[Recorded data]

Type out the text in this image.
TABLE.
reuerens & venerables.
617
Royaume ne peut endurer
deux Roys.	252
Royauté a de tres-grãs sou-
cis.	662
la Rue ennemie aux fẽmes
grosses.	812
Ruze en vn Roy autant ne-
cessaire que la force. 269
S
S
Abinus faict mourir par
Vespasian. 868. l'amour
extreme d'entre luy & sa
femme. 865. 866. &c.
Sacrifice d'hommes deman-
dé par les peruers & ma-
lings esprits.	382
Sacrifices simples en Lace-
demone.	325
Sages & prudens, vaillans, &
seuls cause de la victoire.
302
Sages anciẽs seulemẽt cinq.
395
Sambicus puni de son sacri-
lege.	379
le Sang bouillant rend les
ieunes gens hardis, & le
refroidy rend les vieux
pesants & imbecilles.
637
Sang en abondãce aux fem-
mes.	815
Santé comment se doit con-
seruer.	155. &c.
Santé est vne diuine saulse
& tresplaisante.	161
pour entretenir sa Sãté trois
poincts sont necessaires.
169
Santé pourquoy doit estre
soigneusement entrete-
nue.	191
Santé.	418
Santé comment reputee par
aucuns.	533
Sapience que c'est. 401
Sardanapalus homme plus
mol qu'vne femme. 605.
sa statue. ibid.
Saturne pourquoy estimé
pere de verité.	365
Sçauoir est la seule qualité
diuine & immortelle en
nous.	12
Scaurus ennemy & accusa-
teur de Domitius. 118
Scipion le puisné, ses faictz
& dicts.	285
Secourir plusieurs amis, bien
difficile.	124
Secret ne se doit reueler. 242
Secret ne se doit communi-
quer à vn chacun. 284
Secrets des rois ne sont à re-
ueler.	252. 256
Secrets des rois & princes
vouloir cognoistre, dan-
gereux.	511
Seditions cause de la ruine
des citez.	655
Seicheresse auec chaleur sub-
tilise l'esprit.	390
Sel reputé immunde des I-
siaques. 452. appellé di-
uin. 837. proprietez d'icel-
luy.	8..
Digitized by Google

To be done
Could you quote the material above in full, exactly as it stands?

Output below
Type out the text in this image.
TABLE.
reuerens & venerables.
617
Royaume ne peut endurer
deux Roys.	252
Royauté a de tres-grãs sou-
cis.	662
la Rue ennemie aux fẽmes
grosses.	812
Ruze en vn Roy autant ne-
cessaire que la force. 269
S
S
Abinus faict mourir par
Vespasian. 868. l'amour
extreme d'entre luy & sa
femme. 865. 866. &c.
Sacrifice d'hommes deman-
dé par les peruers & ma-
lings esprits.	382
Sacrifices simples en Lace-
demone.	325
Sages & prudens, vaillans, &
seuls cause de la victoire.
302
Sages anciẽs seulemẽt cinq.
395
Sambicus puni de son sacri-
lege.	379
le Sang bouillant rend les
ieunes gens hardis, & le
refroidy rend les vieux
pesants & imbecilles.
637
Sang en abondãce aux fem-
mes.	815
Santé comment se doit con-
seruer.	155. &c.
Santé est vne diuine saulse
& tresplaisante.	161
pour entretenir sa Sãté trois
poincts sont necessaires.
169
Santé pourquoy doit estre
soigneusement entrete-
nue.	191
Santé.	418
Santé comment reputee par
aucuns.	533
Sapience que c'est. 401
Sardanapalus homme plus
mol qu'vne femme. 605.
sa statue. ibid.
Saturne pourquoy estimé
pere de verité.	365
Sçauoir est la seule qualité
diuine & immortelle en
nous.	12
Scaurus ennemy & accusa-
teur de Domitius. 118
Scipion le puisné, ses faictz
& dicts.	285
Secourir plusieurs amis, bien
difficile.	124
Secret ne se doit reueler. 242
Secret ne se doit communi-
quer à vn chacun. 284
Secrets des rois ne sont à re-
ueler.	252. 256
Secrets des rois & princes
vouloir cognoistre, dan-
gereux.	511
Seditions cause de la ruine
des citez.	655
Seicheresse auec chaleur sub-
tilise l'esprit.	390
Sel reputé immunde des I-
siaques. 452. appellé di-
uin. 837. proprietez d'icel-
luy.	8..
Digitized by Google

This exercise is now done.